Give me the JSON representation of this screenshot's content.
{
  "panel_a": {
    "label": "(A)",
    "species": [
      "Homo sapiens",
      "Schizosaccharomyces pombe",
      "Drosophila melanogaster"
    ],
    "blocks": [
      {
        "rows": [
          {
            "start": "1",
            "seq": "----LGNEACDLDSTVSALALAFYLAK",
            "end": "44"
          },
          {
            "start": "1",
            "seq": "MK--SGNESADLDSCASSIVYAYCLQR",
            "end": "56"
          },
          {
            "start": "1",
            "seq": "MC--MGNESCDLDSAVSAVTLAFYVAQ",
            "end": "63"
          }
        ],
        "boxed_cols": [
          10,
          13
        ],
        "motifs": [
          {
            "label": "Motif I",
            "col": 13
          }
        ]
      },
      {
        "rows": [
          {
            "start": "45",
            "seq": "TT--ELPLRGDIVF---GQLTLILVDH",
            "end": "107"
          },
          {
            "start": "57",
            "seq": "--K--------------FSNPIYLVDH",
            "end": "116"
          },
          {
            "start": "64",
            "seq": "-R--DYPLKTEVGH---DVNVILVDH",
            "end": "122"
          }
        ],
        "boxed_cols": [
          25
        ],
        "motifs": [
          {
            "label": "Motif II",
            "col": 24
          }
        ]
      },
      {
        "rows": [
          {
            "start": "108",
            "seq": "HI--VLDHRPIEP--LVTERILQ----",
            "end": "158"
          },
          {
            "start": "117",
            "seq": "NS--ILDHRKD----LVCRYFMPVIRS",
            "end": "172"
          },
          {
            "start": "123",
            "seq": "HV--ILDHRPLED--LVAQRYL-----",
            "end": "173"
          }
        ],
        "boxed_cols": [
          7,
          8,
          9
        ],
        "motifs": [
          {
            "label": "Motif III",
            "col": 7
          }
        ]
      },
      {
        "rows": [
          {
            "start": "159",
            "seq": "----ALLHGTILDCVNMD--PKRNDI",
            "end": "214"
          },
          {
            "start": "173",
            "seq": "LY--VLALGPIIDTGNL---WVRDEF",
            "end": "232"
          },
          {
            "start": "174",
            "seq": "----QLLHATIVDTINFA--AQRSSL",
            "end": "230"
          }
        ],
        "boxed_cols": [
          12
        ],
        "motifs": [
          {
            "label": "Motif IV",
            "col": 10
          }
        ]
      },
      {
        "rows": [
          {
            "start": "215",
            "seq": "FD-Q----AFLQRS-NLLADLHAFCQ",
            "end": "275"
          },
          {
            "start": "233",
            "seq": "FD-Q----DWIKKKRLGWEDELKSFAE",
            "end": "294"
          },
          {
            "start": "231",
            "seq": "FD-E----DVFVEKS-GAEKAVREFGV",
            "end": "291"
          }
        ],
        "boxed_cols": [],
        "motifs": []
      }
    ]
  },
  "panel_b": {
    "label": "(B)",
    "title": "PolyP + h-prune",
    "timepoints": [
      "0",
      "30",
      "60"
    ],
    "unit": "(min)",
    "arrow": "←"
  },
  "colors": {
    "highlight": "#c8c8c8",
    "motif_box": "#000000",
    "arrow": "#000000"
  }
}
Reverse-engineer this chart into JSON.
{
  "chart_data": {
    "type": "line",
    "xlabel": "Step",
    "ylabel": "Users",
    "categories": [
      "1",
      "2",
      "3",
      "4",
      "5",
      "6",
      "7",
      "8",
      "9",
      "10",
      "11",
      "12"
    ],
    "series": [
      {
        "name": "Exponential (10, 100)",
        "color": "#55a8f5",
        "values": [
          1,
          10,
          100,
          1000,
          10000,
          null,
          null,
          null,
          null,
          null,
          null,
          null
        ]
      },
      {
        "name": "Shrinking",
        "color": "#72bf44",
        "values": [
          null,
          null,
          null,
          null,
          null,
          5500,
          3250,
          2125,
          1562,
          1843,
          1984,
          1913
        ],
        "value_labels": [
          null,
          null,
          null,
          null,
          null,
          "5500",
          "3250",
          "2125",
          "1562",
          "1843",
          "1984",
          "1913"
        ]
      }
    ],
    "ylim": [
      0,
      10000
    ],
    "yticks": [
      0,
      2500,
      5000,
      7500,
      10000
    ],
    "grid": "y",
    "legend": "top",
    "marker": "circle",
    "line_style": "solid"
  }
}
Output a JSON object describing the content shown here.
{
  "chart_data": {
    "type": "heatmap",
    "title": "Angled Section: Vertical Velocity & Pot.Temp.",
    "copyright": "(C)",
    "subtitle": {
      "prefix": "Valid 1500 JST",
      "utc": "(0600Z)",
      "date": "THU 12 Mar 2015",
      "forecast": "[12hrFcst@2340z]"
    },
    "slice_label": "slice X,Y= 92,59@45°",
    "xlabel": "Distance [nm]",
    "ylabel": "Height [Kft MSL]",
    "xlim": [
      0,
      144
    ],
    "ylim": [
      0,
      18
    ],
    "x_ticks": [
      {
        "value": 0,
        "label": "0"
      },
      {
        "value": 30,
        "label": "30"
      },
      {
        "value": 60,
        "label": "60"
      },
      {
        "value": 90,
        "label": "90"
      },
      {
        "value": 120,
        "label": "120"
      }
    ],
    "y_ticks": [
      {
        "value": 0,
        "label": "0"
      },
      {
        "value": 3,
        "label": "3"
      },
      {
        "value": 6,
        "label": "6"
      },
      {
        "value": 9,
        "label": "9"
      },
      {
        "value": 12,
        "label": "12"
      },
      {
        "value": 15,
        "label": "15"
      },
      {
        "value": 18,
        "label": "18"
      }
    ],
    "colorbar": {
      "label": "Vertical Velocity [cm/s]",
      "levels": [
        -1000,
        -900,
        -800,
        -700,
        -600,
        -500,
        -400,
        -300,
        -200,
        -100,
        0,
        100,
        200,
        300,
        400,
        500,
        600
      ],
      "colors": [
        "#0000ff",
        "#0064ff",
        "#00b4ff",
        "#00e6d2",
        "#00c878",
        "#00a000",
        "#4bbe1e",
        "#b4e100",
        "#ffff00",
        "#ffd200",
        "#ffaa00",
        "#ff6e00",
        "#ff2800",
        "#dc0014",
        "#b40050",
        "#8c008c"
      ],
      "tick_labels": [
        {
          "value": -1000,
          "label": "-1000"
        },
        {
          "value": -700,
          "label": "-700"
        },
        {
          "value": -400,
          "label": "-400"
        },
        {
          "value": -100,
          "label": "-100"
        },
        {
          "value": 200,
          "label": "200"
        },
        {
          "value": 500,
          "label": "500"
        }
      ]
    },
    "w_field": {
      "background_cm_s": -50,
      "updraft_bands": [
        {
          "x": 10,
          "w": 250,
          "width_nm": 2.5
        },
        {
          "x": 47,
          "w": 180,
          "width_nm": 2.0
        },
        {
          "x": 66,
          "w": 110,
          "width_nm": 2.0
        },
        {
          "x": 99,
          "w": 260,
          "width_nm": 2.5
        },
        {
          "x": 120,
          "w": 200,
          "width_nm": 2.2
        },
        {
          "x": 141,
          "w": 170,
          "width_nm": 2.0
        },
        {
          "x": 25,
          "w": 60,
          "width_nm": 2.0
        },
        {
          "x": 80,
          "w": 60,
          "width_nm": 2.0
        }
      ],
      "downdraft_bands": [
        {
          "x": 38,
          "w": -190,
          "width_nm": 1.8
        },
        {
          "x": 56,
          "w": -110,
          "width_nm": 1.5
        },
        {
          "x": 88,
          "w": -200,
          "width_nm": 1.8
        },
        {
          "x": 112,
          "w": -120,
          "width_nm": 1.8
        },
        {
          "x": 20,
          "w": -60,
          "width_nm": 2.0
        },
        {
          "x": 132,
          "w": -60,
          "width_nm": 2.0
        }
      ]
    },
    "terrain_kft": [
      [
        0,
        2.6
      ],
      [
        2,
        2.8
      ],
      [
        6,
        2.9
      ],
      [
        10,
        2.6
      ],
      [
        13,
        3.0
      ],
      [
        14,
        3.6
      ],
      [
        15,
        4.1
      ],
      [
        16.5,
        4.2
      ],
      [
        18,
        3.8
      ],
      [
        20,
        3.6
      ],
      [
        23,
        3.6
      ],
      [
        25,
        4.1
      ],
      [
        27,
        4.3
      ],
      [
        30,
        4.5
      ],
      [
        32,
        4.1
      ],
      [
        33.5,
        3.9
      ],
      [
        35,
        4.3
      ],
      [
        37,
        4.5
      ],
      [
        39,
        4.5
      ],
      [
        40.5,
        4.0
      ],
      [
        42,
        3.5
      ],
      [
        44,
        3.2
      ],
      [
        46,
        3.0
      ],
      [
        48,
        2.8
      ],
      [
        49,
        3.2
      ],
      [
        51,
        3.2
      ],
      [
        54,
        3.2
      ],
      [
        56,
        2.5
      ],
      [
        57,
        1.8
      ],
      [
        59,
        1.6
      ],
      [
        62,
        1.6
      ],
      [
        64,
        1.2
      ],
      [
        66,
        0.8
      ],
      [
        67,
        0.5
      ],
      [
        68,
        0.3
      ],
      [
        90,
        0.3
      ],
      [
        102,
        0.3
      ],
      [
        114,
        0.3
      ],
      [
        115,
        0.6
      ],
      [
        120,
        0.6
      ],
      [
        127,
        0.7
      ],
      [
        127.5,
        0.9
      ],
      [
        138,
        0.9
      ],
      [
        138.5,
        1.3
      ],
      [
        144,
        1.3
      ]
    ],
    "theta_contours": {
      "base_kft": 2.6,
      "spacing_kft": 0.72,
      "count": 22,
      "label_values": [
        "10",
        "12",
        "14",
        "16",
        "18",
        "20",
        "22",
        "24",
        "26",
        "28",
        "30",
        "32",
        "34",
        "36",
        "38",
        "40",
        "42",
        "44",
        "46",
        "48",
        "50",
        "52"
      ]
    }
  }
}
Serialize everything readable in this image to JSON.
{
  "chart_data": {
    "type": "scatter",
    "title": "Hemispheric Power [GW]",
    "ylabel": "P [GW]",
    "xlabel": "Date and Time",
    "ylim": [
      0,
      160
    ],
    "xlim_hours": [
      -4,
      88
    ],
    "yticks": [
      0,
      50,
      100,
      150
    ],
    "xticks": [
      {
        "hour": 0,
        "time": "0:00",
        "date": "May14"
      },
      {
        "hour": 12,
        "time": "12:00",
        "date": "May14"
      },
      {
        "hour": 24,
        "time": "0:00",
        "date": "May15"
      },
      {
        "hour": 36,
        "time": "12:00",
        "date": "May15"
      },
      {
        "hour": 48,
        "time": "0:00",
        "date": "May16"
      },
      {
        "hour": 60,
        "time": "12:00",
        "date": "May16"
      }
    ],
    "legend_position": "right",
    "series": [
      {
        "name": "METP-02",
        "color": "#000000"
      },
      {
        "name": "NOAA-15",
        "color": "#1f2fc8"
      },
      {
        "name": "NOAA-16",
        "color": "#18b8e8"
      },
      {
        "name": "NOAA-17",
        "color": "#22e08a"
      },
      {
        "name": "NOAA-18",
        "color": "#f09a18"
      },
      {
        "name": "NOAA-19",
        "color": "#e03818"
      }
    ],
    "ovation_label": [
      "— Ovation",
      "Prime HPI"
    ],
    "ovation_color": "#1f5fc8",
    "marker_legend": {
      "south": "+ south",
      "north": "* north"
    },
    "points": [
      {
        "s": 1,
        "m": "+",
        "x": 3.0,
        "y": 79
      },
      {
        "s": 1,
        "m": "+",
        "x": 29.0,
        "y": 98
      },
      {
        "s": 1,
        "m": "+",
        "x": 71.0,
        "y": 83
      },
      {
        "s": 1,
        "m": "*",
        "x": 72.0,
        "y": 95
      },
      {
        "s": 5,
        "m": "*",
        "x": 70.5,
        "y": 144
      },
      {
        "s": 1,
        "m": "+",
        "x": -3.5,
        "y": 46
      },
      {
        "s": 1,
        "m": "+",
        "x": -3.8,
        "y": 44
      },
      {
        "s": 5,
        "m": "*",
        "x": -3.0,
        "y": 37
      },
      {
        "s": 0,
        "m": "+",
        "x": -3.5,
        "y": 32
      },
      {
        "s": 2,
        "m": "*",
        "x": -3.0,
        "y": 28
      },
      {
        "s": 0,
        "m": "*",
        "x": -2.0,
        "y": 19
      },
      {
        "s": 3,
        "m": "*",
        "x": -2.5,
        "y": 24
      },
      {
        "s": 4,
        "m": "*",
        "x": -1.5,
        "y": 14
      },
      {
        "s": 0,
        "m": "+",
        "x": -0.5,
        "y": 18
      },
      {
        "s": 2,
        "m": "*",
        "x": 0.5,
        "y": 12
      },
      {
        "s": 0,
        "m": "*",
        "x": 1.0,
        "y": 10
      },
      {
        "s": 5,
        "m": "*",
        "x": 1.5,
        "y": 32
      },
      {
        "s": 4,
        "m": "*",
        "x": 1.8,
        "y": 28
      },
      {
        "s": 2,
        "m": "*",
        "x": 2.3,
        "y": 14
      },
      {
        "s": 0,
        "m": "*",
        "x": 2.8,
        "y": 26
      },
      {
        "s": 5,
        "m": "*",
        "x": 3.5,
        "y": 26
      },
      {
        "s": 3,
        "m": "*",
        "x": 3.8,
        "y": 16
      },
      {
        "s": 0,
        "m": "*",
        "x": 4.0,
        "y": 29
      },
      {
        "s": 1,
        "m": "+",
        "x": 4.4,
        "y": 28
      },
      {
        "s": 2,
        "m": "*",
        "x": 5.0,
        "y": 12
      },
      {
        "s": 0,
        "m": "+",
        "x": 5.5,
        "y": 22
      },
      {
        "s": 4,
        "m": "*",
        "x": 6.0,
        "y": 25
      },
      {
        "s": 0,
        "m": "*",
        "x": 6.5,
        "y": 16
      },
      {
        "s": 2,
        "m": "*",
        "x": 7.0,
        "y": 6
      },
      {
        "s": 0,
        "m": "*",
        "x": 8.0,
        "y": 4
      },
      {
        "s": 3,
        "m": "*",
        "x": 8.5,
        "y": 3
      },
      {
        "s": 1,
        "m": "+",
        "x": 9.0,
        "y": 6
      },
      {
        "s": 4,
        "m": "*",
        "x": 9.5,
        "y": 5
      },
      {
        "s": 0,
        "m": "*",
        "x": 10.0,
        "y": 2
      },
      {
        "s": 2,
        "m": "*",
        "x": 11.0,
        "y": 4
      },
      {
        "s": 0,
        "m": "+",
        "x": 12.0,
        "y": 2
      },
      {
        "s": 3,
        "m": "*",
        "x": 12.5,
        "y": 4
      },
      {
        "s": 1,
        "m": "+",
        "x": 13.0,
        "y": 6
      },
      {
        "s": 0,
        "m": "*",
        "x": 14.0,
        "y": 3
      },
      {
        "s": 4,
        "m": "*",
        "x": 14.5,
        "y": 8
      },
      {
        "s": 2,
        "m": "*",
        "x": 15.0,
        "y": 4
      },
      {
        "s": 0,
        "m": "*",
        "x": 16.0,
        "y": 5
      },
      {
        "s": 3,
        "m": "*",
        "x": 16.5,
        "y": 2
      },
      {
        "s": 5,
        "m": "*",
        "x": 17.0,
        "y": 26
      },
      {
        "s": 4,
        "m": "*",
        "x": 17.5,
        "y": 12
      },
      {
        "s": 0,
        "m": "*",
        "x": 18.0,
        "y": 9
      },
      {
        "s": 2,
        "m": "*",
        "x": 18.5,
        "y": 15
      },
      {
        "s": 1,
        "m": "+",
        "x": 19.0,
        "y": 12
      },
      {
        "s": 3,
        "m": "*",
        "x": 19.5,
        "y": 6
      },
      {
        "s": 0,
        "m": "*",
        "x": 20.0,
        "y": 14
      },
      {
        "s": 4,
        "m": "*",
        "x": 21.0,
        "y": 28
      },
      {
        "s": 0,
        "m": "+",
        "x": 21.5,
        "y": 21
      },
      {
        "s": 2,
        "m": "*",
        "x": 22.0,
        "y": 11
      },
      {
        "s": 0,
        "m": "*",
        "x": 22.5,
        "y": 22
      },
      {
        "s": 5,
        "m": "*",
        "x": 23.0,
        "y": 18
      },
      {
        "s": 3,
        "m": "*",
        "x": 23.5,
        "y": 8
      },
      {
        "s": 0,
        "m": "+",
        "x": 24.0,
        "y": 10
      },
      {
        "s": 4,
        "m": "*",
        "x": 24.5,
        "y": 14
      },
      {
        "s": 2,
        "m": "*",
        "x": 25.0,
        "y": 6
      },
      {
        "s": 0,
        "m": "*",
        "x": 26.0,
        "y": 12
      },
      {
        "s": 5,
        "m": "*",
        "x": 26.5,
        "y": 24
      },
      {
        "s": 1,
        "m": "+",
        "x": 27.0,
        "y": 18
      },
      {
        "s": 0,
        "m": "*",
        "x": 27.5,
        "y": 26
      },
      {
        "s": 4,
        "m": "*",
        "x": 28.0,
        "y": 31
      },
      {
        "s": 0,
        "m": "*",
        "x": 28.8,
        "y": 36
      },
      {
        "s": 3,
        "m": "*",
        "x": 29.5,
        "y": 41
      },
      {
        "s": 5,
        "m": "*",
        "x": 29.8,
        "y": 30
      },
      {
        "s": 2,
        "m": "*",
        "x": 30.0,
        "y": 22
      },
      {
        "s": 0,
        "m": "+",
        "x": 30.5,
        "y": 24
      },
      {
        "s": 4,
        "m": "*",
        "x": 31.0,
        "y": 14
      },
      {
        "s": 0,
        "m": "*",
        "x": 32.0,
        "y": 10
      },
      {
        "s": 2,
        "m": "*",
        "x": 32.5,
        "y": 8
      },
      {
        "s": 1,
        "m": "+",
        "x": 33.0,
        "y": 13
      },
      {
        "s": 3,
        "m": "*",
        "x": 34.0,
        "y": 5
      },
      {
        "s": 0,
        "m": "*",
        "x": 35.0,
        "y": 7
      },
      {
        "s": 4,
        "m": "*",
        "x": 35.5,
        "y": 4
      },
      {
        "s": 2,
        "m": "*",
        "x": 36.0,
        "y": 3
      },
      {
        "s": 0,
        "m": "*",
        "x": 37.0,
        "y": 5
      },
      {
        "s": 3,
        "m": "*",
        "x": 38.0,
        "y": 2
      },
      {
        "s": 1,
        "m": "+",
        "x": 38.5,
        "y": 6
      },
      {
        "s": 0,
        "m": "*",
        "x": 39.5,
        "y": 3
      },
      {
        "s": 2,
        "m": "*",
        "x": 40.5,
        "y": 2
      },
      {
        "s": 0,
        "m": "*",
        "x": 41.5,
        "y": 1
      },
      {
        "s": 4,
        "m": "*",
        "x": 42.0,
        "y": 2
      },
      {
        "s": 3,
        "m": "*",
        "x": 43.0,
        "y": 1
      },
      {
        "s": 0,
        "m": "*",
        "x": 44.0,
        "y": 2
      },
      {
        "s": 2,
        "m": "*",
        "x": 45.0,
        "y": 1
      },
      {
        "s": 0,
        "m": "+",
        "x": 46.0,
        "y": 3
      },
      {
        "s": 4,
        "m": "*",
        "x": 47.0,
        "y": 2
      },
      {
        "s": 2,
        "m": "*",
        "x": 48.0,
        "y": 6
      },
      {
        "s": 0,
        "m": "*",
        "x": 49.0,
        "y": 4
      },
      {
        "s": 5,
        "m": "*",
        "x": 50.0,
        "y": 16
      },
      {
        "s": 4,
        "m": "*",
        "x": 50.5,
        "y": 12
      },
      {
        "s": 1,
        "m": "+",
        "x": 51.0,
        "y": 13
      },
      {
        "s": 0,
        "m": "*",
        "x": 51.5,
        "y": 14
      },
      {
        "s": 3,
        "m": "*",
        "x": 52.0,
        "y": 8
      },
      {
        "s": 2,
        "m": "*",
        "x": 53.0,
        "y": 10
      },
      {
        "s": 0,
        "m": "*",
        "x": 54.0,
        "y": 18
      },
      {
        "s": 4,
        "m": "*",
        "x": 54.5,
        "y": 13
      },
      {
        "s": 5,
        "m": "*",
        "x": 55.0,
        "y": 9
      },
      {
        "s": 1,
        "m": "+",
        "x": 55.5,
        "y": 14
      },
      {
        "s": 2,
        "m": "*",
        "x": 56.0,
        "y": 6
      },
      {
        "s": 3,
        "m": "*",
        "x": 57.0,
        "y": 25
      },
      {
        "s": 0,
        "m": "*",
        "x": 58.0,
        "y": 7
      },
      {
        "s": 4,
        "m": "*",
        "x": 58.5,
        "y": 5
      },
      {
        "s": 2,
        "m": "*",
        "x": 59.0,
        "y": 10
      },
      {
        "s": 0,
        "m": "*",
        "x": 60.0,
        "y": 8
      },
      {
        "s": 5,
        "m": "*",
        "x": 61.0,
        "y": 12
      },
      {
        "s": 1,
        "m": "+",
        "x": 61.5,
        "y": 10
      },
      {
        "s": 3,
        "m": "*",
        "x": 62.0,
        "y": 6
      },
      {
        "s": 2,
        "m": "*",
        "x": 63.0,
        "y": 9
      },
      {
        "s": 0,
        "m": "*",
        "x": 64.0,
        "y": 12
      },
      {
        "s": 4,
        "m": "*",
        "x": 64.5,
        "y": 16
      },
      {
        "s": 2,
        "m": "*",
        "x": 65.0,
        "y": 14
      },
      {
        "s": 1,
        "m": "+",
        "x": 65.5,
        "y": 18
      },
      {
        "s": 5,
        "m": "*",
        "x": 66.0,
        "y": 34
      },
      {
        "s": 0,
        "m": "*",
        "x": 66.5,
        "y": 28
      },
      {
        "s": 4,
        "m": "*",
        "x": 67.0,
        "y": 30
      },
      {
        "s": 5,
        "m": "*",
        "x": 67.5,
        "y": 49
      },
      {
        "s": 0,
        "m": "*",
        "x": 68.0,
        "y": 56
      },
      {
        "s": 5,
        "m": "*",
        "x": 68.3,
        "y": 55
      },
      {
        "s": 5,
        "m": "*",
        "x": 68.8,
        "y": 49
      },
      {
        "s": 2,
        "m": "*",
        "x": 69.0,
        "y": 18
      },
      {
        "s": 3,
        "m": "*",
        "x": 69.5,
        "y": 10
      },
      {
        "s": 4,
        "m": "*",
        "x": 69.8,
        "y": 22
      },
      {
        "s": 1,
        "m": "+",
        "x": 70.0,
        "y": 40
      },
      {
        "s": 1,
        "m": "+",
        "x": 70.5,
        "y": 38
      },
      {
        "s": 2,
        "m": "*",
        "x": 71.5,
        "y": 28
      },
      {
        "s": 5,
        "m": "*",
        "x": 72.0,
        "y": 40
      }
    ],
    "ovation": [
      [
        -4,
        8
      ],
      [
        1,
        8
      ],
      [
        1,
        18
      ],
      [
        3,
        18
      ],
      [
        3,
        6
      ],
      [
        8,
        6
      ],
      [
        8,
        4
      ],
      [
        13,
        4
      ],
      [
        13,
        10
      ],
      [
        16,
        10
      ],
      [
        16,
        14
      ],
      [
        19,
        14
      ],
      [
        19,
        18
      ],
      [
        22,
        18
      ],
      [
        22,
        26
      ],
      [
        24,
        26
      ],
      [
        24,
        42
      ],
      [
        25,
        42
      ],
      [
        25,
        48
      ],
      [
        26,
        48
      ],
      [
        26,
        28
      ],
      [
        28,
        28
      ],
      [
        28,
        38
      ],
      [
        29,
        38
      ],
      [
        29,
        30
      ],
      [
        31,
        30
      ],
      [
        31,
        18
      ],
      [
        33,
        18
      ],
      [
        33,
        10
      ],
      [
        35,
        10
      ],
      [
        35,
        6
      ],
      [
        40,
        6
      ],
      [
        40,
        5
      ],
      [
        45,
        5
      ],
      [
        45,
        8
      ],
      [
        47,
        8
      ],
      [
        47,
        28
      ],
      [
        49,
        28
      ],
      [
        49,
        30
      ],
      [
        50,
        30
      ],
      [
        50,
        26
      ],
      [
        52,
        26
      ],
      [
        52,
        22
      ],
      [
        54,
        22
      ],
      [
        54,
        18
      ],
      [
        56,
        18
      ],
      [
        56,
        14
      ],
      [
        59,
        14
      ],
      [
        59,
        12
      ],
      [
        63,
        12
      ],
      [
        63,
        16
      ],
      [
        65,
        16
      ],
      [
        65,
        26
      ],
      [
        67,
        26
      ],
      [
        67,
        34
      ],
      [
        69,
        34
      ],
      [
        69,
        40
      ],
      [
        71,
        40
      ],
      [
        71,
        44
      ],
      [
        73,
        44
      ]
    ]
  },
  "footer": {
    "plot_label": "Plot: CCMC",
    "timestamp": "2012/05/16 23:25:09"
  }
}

→ **DO THIS**: Identify the lines that hold the word "type". Copy every one of them.

→ **OUTPUT OF THE EXERCISE**:
    "type": "line",
    "type": "heatmap",
    "type": "scatter",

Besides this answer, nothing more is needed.